## GIVEN REQUEST
From the entries below, list each line with "Kentucky".
[begin SUPPLIED INFORMATION]
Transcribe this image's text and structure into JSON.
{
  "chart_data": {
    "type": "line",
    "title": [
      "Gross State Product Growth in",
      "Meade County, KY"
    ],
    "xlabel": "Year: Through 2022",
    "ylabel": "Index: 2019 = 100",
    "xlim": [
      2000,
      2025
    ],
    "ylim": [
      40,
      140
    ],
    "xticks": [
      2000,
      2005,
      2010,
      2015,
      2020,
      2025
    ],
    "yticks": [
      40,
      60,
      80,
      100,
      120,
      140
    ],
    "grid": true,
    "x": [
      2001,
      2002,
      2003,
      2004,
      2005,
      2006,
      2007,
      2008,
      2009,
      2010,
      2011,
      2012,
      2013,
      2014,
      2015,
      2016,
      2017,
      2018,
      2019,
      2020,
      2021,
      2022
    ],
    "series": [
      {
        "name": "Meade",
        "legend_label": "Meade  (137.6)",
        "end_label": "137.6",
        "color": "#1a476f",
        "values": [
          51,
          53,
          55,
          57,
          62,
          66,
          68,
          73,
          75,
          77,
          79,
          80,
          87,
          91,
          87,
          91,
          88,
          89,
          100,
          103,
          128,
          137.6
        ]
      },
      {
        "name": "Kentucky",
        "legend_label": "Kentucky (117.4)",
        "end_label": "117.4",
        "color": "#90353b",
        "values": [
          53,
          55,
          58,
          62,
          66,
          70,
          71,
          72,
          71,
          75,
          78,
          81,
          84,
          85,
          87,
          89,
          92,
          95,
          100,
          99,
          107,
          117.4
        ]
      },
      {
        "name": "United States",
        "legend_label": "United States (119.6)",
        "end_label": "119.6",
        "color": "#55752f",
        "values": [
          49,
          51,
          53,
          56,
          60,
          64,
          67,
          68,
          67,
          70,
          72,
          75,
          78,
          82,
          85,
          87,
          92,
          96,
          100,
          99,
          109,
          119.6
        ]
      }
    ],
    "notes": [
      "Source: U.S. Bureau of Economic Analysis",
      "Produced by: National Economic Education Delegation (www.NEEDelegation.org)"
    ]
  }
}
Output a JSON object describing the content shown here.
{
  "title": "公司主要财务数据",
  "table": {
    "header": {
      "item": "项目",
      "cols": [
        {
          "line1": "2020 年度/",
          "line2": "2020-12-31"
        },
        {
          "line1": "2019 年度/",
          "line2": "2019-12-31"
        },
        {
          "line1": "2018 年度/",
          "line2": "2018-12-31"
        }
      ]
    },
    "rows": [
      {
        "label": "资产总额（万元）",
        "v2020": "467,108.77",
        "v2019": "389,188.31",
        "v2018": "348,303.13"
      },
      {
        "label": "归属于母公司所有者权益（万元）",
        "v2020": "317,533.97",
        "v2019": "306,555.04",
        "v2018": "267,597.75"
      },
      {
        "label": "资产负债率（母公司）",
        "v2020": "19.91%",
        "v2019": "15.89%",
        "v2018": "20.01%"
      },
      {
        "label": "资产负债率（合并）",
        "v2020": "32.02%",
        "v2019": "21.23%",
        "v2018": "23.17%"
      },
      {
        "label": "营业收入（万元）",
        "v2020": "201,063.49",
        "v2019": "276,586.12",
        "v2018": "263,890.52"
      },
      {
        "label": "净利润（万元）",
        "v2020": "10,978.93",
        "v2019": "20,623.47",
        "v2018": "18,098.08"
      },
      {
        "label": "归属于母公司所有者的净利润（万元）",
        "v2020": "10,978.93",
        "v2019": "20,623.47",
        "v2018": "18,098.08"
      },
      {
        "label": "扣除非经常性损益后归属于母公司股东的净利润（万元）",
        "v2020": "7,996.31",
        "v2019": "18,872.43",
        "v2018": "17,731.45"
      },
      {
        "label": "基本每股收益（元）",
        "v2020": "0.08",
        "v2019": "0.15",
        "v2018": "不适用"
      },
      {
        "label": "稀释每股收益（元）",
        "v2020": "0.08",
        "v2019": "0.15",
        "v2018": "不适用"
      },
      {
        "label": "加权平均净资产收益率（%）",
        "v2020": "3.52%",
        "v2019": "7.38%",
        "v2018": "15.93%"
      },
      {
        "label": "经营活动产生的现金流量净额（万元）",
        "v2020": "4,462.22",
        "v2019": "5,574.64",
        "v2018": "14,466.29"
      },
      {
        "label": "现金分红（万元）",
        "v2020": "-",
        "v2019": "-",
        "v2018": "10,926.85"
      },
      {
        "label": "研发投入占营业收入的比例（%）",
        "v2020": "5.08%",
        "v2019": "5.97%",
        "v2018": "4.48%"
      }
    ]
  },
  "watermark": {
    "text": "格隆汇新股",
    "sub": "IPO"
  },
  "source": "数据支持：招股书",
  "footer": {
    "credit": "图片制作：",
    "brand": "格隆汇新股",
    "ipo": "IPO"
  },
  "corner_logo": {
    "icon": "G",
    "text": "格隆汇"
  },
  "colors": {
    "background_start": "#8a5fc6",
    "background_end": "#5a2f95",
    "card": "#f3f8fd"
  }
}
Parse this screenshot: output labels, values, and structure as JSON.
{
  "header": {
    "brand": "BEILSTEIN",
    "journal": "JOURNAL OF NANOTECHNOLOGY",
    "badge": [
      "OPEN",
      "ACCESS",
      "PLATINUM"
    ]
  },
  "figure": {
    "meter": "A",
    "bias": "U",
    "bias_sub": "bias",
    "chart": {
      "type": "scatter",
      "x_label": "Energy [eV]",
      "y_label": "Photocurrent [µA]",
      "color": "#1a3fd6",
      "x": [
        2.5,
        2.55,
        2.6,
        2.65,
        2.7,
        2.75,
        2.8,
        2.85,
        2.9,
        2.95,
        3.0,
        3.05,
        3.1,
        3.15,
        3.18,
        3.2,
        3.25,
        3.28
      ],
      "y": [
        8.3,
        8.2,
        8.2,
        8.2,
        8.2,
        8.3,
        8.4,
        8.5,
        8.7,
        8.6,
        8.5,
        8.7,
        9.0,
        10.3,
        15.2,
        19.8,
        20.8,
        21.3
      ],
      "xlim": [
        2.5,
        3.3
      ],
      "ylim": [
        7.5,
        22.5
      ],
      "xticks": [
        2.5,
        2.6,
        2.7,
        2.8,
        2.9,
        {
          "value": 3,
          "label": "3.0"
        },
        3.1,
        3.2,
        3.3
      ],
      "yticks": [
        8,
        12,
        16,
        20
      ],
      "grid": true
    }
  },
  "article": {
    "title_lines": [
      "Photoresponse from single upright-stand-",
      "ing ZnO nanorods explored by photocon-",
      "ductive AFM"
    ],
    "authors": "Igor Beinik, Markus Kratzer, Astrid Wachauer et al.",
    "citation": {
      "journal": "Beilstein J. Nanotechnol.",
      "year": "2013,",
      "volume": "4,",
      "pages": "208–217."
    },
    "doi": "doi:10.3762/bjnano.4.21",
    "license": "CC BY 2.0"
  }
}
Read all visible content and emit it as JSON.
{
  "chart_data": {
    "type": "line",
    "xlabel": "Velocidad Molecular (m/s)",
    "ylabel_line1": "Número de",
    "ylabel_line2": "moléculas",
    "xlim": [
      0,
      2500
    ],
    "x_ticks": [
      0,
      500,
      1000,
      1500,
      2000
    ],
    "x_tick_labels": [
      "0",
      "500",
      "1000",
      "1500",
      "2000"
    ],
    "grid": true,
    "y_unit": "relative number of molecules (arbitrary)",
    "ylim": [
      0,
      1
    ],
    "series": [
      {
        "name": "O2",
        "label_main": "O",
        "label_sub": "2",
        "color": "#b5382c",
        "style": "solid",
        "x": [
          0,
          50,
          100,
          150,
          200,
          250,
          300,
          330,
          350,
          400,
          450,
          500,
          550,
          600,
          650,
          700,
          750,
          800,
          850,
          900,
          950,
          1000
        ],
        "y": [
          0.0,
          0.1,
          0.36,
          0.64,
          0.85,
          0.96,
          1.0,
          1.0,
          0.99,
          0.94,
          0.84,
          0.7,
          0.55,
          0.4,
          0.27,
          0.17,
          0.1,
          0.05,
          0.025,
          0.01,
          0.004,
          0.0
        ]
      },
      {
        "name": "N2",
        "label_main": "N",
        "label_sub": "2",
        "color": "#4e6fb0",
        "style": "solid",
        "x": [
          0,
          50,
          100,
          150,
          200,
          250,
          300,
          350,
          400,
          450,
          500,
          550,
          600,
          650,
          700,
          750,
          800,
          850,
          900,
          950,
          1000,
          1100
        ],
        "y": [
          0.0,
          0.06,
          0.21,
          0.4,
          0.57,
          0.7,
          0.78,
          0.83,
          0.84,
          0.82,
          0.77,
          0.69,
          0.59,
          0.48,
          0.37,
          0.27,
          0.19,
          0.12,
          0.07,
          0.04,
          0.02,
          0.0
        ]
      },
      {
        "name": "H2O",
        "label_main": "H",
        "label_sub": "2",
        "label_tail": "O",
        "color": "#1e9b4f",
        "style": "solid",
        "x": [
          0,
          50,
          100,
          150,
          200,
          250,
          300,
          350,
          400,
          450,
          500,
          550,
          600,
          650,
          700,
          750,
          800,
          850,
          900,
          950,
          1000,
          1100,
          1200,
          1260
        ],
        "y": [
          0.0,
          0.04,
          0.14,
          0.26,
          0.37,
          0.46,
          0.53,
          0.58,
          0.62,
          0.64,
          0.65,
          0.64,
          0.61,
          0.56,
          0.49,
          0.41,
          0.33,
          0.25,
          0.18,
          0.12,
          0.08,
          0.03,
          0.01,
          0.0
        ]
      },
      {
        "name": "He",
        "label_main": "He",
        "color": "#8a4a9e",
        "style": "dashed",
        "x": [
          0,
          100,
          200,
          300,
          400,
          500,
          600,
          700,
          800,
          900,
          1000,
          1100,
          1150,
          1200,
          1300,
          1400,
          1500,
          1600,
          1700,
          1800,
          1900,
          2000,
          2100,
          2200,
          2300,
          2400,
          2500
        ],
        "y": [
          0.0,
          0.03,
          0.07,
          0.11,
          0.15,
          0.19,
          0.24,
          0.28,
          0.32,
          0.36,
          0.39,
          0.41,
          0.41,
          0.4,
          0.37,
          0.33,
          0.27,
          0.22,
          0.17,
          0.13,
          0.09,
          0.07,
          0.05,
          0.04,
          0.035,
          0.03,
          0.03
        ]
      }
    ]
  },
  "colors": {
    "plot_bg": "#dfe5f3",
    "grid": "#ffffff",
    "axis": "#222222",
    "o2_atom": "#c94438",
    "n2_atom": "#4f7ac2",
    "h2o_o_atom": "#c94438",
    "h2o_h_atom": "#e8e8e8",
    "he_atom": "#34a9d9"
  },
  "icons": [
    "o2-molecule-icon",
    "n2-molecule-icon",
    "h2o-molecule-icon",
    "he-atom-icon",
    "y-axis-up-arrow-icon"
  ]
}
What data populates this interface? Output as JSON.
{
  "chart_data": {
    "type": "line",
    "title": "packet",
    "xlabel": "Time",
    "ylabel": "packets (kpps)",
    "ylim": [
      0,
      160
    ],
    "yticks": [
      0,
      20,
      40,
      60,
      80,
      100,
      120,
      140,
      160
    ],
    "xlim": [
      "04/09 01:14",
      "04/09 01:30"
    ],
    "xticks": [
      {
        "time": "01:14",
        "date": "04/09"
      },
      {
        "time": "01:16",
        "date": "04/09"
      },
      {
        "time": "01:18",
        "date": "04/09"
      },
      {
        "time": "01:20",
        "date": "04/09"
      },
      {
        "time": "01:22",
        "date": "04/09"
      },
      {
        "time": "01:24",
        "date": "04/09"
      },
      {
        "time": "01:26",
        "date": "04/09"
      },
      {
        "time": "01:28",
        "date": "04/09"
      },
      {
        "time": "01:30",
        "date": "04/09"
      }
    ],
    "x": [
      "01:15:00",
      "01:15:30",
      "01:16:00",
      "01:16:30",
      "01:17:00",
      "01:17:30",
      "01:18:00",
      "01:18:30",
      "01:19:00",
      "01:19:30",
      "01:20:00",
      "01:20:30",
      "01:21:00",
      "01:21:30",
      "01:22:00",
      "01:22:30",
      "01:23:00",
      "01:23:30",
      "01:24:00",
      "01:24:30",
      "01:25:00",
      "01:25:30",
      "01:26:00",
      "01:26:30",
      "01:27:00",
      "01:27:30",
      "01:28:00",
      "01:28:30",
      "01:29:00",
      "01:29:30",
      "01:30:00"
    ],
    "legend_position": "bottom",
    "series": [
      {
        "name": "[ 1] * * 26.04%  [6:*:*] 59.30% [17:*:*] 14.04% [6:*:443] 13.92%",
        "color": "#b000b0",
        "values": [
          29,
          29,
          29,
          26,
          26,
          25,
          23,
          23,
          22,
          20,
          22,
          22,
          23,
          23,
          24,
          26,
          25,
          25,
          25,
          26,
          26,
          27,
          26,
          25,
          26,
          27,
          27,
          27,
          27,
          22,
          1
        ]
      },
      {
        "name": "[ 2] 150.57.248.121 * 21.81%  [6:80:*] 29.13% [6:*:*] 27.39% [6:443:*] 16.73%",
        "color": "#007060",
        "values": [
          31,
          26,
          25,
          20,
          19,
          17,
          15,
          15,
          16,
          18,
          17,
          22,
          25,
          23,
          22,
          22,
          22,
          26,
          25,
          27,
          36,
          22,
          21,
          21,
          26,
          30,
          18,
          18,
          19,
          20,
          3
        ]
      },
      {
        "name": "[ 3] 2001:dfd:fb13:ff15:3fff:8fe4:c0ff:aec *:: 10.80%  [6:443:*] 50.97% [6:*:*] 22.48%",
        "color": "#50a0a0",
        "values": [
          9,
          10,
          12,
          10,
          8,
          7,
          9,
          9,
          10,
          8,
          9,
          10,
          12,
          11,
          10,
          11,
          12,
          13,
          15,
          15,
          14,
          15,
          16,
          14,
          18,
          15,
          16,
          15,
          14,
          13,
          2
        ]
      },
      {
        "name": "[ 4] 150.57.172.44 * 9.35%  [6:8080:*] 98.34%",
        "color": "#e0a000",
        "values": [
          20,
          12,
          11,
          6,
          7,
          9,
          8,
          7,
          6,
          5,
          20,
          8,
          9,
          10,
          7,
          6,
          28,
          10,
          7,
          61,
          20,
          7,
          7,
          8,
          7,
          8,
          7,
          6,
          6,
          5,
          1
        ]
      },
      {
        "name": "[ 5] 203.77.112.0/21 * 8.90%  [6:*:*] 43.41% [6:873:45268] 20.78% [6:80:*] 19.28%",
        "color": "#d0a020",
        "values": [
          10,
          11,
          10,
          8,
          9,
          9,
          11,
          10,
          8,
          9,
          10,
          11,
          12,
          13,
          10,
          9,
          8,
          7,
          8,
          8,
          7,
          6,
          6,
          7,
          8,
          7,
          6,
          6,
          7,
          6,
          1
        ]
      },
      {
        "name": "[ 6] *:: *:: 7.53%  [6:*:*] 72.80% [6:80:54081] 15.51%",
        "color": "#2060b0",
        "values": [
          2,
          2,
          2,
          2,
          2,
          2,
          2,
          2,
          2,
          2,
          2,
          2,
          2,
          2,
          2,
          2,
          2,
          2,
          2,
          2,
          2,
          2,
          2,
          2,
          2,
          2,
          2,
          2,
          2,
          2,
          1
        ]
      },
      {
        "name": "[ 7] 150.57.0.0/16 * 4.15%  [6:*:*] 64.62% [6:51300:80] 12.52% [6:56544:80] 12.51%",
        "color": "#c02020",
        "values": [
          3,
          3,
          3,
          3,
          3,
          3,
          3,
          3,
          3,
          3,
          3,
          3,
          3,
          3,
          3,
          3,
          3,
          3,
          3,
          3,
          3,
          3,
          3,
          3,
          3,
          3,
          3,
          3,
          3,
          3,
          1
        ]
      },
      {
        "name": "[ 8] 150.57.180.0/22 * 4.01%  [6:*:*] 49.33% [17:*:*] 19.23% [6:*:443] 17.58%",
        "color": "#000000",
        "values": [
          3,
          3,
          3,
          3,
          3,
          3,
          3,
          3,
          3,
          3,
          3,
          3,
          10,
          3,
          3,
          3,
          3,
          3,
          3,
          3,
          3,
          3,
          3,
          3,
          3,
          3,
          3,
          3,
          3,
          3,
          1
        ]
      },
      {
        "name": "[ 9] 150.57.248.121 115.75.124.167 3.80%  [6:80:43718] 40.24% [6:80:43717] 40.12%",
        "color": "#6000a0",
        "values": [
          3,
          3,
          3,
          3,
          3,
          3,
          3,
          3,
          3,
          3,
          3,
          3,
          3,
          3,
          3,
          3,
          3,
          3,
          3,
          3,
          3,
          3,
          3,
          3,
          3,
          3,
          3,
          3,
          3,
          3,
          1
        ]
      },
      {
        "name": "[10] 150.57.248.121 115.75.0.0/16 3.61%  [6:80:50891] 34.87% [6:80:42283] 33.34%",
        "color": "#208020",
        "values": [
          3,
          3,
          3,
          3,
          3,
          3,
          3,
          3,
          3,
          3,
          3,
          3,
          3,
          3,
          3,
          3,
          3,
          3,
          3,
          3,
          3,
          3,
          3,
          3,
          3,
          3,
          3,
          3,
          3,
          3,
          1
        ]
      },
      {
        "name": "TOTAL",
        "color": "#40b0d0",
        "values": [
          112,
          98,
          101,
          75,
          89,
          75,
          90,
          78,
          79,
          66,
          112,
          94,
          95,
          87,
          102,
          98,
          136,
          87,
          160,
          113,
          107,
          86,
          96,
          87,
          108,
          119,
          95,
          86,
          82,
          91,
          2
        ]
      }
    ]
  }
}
[end SUPPLIED INFORMATION]
## ANSWER IN FULL
        "name": "Kentucky",
        "legend_label": "Kentucky (117.4)",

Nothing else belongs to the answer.